SOURCE:
########################################
While not strictly required to set up the solution, you must set up user authentication in your Amazon Managed Grafana workspace before users can access the dashboards created. For more information, see Authenticate users in Amazon Managed Grafana workspaces.

Using this solution

This solution configures AWS infrastructure to support reporting and monitoring metrics from an Amazon EKS cluster. You can install it using either AWS Cloud Development Kit (AWS CDK) or with Terraform.

Using AWS CDK

One way this solution is provided to you is as an AWS CDK application. You will provide information about the resources you want to use, and the solution will create the scraper, logs, and dashboards for you.

Note

The steps here assume that you have an environment with the AWS CLI, and AWS CDK, and both Node.js and NPM installed. You will use make and brew to simplify build and other common actions.

To use this solution to monitor an Amazon EKS cluster with AWS CDK
  1. Make sure that you have completed all of the prerequisites steps.

  2. Download all files for the solution from Amazon S3. The files are located at s3://aws-observability-solutions/EKS/OSS/CDK/v3.0.0/iac, and you can download them with the following Amazon S3 command. Run this command from a folder in your command line environment.

    aws s3 sync s3://aws-observability-solutions/EKS/OSS/CDK/v3.0.0/iac/ .

    You do not need to modify these files.

  3. In your command line environment (from the folder where you downloaded the solution files), run the following commands.

    Set up the needed environment variables. Replace REGION, AMG_ENDPOINT, EKS_CLUSTER, and AMP_ARN with your AWS Region, Amazon Managed Grafana workspace endpoint (n the form http://g-123example.grafana-workspace.us-east-1.amazonaws.com), Amazon EKS cluster name, and Amazon Managed Service for Prometheus workspace ARN.

    export AWS_REGION=REGION export AMG_ENDPOINT=AMG_ENDPOINT export EKS_CLUSTER_NAME=EKS_CLUSTER export AMP_WS_ARN=AMP_ARN
  4. You must create a service account token with ADMIN access for calling Grafana HTTP APIs. For details, see Use service accounts to authenticate with the Grafana HTTP APIs. You can use the AWS CLI with the following commands to create the token. You will need to replace the GRAFANA_ID with the ID of your Grafana workspace (it will be in the form g-123example). This key will expire after 7,200 seconds, or 2 hours. You can change the time (seconds-to-live), if you need to. The deployment takes under one hour.

    GRAFANA_SA_ID=$(aws grafana create-workspace-service-account \ --workspace-id GRAFANA_ID \ --grafana-role ADMIN \ --name grafana-operator-key \ --query 'id' \ --output text) # creates a new token for calling APIs export AMG_API_KEY=$(aws grafana create-workspace-service-account-token \ --workspace-id $managed_grafana_workspace_id \ --name "grafana-operator-key-$(date +%s)" \ --seconds-to-live 7200 \ --service-account-id $GRAFANA_SA_ID \ --query 'serviceAccountToken.key' \ --output text)

    Make the API Key available to the AWS CDK by adding it to AWS Systems Manager with the following command. Replace AWS_REGION with the Region that your solution will run in (in the form us-east-1).
########################################
SUPPLIED MATERIAL:
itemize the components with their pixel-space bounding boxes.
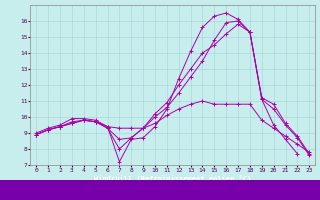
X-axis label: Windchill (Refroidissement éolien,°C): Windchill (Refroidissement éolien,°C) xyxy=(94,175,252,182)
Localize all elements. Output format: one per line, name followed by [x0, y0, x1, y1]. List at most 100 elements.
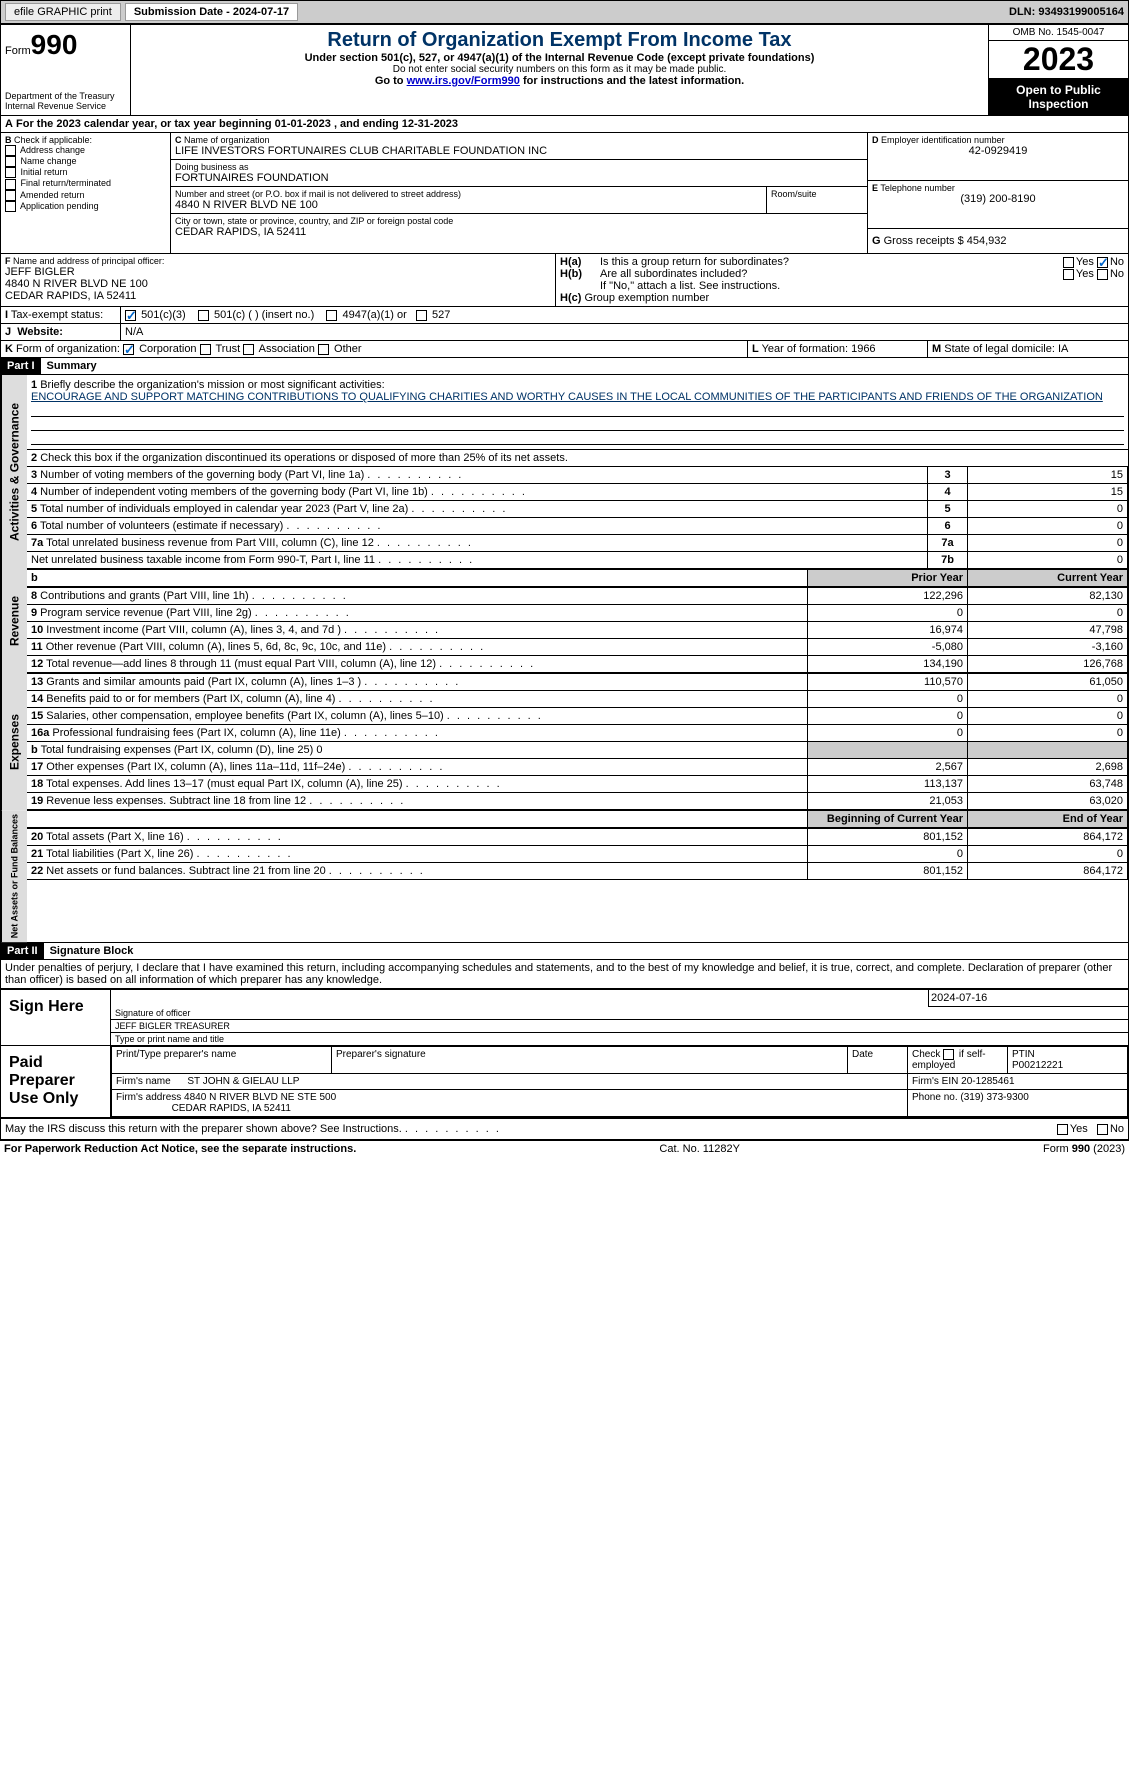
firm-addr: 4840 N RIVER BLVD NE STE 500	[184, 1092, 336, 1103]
########################################
WHAT YOU ARE ASKED TO DO:
Using the EKS monitoring text, answer these:
1. Which two tools can be used to install the solution?
2. At what Amazon S3 location are the solution files stored?
3. After how long does the service account token expire?

SOLUTION TO THE PROBLEM:
1. AWS Cloud Development Kit (AWS CDK) or Terraform.
2. s3://aws-observability-solutions/EKS/OSS/CDK/v3.0.0/iac
3. After 7,200 seconds, or 2 hours.